┌──

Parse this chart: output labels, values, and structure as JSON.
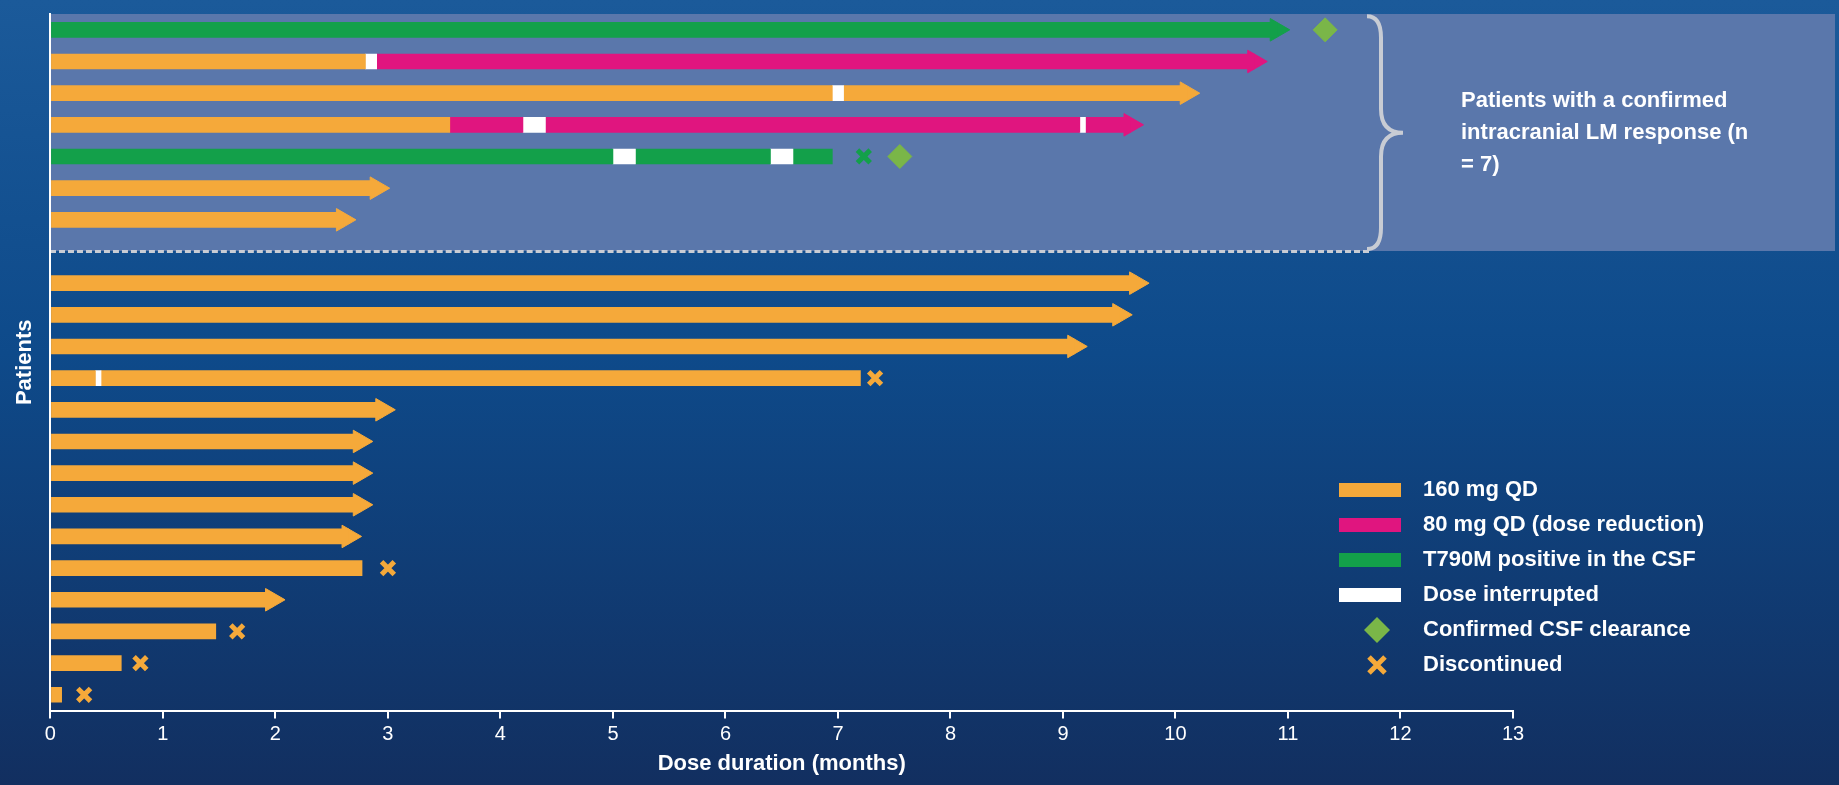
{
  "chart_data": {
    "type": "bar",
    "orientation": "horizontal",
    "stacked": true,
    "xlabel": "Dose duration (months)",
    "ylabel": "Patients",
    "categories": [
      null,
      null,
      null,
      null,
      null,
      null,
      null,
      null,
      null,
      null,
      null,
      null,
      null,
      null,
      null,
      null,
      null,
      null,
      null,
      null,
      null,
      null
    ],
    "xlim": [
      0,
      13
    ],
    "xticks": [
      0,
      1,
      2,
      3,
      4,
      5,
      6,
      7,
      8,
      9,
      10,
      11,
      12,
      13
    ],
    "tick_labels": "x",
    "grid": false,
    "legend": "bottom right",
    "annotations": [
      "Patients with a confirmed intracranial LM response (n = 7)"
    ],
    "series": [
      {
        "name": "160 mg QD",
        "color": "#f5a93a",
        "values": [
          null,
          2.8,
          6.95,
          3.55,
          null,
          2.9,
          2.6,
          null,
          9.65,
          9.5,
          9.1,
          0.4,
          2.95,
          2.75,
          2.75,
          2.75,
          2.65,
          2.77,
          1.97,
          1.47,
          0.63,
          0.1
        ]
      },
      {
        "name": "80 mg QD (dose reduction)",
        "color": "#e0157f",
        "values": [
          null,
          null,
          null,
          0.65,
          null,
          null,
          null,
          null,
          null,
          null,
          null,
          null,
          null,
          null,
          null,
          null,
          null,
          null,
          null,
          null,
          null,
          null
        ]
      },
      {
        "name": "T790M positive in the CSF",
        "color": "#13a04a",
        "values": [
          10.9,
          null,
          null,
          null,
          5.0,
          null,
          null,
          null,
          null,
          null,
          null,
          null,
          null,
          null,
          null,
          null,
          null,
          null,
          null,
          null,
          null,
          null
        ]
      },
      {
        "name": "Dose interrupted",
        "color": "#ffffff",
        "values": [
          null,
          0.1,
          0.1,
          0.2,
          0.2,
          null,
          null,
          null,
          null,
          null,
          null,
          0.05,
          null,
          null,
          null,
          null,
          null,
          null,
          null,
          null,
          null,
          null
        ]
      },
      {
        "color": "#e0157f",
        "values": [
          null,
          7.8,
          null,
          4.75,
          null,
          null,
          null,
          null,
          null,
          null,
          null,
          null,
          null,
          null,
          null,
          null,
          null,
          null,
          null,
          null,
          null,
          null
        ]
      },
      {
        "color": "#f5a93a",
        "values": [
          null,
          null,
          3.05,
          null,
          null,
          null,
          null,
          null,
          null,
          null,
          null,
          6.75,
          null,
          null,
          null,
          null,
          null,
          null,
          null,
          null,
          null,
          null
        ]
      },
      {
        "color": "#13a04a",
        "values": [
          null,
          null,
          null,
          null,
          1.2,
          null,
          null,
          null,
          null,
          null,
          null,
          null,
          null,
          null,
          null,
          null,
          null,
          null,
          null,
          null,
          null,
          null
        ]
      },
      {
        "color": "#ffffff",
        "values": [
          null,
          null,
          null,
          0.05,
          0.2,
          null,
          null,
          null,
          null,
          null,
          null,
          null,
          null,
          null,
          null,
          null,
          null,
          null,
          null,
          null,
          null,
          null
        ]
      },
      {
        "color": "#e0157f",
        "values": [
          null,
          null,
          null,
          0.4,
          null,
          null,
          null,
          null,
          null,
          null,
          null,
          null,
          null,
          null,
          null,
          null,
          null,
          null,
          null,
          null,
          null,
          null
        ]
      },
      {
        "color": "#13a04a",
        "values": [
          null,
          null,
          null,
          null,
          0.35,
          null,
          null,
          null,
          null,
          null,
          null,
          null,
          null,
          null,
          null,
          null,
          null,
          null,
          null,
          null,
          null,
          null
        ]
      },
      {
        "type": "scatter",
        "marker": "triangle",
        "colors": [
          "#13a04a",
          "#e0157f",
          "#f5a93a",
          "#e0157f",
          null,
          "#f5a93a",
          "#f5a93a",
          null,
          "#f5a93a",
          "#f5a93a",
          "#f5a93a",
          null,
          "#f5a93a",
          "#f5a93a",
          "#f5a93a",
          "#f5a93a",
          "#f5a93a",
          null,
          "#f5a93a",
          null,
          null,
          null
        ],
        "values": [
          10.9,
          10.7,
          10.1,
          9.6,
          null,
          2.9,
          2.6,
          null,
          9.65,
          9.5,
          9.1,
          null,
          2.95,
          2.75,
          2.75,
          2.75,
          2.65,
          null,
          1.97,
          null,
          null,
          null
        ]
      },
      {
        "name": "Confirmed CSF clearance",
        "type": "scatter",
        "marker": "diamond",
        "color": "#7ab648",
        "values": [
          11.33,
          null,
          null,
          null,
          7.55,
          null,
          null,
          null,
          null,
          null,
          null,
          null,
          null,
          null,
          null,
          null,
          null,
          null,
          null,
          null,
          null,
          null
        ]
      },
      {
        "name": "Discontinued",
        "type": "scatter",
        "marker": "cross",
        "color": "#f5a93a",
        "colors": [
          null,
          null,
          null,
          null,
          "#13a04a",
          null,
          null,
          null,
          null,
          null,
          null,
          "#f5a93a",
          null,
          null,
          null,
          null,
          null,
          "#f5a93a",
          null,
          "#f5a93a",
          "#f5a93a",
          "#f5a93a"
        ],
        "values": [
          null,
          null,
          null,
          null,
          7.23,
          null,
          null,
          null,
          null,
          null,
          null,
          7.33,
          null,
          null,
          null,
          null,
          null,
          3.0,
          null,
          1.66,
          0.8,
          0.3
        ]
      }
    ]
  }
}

└──
┌──

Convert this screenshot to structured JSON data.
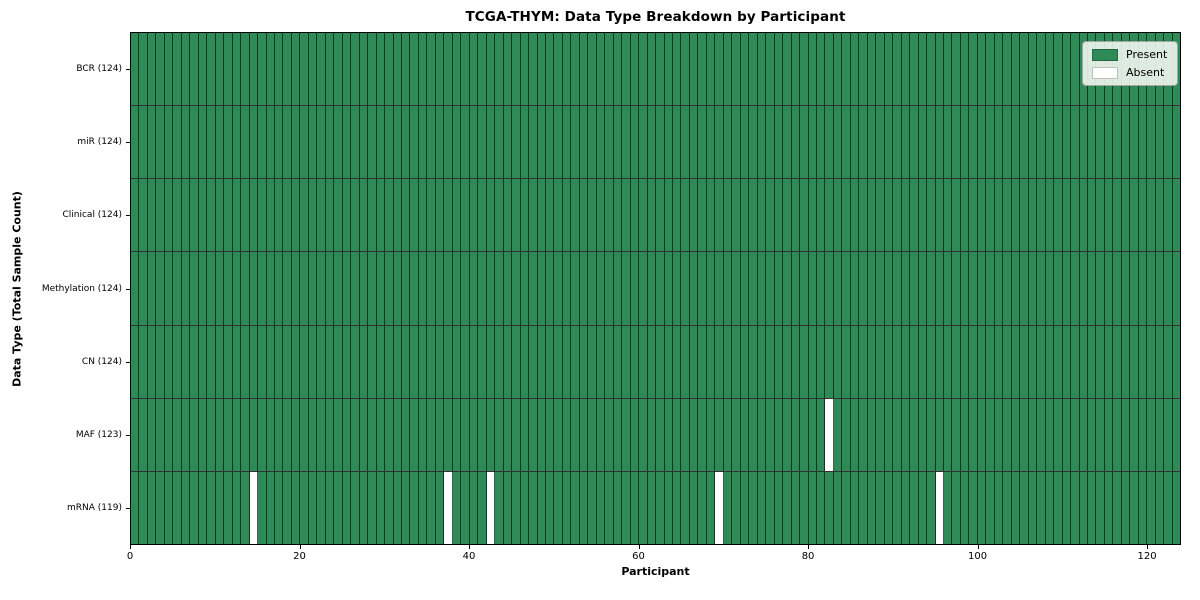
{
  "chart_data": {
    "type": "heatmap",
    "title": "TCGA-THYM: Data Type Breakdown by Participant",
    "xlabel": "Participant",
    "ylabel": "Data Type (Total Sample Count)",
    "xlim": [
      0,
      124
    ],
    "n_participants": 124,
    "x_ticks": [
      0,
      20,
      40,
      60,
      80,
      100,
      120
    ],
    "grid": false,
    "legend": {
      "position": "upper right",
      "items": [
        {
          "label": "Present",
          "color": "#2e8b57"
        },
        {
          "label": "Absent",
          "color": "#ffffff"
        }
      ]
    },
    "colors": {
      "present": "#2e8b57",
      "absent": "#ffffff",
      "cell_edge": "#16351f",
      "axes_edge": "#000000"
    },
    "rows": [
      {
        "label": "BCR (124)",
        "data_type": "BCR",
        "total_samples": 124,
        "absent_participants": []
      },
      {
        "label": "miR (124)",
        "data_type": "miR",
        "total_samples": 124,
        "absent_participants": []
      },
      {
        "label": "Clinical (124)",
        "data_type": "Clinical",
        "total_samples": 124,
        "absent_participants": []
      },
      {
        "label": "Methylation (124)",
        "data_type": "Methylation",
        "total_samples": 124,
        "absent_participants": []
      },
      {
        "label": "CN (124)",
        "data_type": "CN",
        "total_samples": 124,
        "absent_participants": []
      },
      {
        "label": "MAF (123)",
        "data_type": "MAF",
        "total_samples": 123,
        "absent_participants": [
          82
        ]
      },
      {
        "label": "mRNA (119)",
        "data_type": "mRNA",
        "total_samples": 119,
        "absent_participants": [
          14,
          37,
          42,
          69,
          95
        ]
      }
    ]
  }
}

└──

* _What is required_: Which lines above include "Methylation"? Show each of them by copying it.

* _Response_:
        "label": "Methylation (124)",
        "data_type": "Methylation",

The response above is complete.